• _What the task asks_
Extract every line from the one containing "subnav-item[interactable]: Prezzo al" down to the one containing "scatter-point <box>326 394 331 399</box>", both included, and reproduce each exactly as it appears.

★ ★ ★ ★

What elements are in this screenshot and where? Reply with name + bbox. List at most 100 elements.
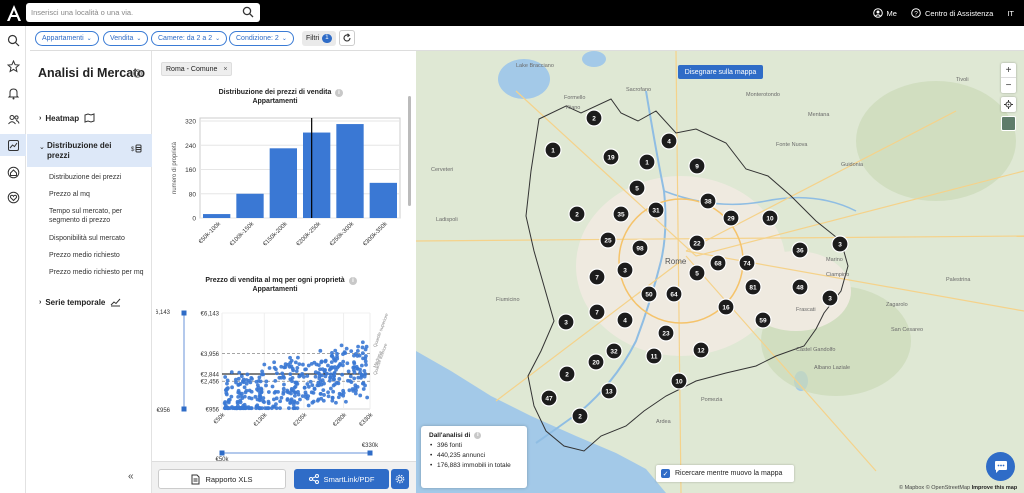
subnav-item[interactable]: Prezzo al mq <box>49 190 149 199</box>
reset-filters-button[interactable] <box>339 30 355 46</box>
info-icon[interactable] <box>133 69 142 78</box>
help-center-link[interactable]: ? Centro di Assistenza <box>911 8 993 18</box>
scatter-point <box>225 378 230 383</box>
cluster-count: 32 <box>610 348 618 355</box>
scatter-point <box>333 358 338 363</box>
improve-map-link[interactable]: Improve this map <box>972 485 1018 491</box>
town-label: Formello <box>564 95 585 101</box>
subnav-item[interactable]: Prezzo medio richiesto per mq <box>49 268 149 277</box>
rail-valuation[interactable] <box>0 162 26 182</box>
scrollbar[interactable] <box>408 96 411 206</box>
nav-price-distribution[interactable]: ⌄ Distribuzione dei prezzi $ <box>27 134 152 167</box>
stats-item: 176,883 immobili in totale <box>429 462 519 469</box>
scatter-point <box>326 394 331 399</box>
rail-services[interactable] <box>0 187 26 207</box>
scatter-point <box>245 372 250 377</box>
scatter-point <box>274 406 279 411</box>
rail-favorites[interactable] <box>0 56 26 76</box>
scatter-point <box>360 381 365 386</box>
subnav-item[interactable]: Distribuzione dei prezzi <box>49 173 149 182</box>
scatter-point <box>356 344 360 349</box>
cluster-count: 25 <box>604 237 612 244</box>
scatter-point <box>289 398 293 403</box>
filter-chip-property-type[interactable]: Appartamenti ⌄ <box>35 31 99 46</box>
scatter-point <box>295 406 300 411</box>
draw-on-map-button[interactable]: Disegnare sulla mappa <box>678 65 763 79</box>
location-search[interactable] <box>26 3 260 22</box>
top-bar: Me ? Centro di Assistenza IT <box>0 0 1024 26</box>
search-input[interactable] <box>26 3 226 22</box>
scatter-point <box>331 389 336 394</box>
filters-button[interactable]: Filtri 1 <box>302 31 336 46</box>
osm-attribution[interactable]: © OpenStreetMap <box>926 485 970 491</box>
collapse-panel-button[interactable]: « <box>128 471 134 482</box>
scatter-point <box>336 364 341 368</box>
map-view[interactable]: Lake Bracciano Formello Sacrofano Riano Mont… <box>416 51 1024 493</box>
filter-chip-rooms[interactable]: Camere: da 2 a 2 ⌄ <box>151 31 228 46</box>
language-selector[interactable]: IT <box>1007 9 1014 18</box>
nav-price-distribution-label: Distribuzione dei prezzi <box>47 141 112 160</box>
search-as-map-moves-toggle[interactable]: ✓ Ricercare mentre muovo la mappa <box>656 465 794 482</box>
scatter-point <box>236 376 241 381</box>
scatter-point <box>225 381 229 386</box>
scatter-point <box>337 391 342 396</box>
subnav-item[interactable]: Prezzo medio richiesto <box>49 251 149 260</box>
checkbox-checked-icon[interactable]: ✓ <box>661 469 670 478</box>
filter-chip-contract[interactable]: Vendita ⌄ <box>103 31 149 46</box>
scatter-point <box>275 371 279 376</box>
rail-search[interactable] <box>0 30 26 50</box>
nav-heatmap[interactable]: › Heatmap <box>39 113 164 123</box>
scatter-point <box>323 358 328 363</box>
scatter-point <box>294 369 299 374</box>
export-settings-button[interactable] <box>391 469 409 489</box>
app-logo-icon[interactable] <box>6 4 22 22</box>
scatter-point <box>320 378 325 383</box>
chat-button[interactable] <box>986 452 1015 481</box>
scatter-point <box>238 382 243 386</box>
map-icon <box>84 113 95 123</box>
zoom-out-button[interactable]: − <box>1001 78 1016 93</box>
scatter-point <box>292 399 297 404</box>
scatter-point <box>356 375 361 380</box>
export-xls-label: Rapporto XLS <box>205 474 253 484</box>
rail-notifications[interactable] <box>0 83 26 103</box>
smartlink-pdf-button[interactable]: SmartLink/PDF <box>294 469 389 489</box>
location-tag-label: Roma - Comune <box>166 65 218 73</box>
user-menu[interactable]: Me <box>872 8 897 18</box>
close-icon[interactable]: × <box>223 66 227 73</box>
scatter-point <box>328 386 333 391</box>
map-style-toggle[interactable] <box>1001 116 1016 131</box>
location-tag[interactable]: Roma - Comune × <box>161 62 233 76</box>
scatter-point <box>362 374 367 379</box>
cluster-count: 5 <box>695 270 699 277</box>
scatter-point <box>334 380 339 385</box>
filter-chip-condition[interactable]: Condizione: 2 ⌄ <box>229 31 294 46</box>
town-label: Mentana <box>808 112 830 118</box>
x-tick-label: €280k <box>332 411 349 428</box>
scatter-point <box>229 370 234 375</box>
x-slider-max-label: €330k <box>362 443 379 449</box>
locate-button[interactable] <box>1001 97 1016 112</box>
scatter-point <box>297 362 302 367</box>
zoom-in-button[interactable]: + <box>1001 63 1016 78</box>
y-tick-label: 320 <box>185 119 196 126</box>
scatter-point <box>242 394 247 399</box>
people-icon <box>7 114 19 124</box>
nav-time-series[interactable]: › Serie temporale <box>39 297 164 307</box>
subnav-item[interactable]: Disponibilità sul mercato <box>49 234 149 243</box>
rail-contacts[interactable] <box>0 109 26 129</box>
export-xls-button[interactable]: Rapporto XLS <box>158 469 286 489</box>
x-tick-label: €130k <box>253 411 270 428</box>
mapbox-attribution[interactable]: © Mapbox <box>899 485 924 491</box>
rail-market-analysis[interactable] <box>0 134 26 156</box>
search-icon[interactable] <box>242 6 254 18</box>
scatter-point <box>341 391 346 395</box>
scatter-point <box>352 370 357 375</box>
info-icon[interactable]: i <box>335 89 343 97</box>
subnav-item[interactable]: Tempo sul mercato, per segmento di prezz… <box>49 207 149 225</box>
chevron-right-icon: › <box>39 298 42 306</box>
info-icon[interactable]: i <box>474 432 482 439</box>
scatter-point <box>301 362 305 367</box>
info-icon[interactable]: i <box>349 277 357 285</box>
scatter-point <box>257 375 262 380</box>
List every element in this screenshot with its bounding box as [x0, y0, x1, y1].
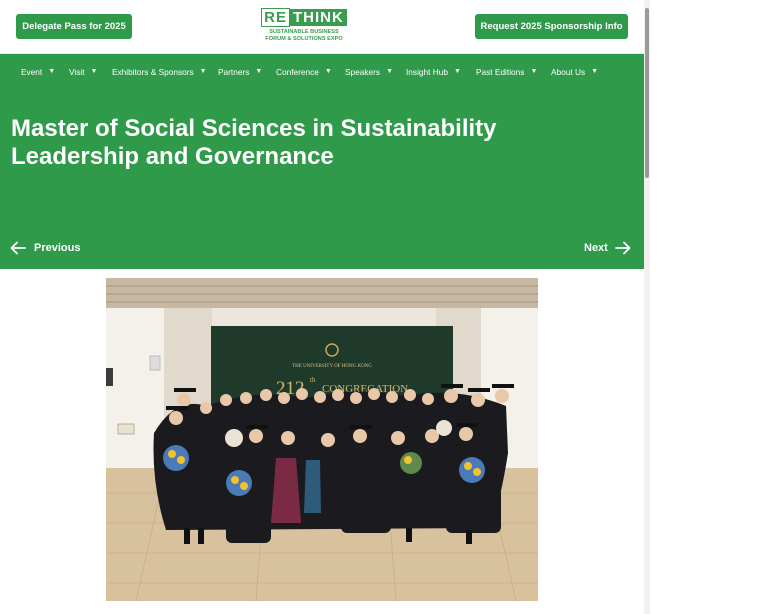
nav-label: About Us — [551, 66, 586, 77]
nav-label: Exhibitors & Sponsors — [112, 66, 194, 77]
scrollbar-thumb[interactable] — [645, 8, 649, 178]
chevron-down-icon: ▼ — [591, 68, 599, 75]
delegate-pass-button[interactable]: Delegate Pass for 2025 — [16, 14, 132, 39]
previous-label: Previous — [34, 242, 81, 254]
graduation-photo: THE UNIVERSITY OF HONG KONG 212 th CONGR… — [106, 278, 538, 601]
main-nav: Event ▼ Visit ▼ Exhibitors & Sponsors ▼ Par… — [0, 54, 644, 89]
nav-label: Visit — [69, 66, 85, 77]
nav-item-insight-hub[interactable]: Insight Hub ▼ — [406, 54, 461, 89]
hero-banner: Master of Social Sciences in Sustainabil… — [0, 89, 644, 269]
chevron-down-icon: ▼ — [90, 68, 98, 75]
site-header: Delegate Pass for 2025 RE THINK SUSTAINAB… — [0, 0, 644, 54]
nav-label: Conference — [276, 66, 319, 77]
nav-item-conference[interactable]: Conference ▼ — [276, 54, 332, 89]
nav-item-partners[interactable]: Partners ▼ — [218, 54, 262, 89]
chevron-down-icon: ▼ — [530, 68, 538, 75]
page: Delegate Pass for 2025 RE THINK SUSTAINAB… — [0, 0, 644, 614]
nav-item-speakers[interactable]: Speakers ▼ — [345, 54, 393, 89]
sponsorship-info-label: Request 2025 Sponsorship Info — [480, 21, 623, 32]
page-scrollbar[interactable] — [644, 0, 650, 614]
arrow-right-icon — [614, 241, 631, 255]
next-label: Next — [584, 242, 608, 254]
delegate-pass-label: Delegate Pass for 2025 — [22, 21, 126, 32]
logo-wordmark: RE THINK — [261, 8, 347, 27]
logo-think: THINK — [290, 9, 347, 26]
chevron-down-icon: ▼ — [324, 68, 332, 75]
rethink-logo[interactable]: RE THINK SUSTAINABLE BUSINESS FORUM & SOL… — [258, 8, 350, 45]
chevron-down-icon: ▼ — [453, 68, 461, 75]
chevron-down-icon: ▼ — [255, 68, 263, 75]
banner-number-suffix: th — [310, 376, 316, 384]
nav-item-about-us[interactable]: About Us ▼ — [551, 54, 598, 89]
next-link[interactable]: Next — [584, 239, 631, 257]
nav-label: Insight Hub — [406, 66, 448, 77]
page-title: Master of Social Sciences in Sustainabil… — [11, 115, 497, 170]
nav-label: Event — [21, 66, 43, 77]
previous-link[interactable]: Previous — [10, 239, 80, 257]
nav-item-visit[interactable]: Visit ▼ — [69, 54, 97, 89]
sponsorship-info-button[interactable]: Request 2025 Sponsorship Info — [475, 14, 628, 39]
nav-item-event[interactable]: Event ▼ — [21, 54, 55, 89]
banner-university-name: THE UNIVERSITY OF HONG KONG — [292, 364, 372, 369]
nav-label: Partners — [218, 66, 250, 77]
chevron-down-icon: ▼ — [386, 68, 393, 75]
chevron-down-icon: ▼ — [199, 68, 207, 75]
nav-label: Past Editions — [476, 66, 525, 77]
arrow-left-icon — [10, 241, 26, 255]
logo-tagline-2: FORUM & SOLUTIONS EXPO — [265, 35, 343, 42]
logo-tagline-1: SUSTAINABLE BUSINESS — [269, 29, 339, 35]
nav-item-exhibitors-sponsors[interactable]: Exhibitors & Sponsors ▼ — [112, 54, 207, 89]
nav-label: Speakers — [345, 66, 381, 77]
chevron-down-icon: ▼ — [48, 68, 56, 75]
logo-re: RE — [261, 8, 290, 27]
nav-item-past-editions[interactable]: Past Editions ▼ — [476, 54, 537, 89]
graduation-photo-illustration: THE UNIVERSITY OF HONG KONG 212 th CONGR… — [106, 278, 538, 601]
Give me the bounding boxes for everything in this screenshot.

★ ★ ★ ★

• _Result for this task_
subnav-item[interactable]: Prezzo al mq <box>49 190 149 199</box>
reset-filters-button[interactable] <box>339 30 355 46</box>
info-icon[interactable] <box>133 69 142 78</box>
help-center-link[interactable]: ? Centro di Assistenza <box>911 8 993 18</box>
scatter-point <box>225 378 230 383</box>
cluster-count: 32 <box>610 348 618 355</box>
scatter-point <box>333 358 338 363</box>
improve-map-link[interactable]: Improve this map <box>972 485 1018 491</box>
town-label: Formello <box>564 95 585 101</box>
subnav-item[interactable]: Prezzo medio richiesto per mq <box>49 268 149 277</box>
rail-valuation[interactable] <box>0 162 26 182</box>
scrollbar[interactable] <box>408 96 411 206</box>
nav-price-distribution[interactable]: ⌄ Distribuzione dei prezzi $ <box>27 134 152 167</box>
stats-item: 176,883 immobili in totale <box>429 462 519 469</box>
scatter-point <box>326 394 331 399</box>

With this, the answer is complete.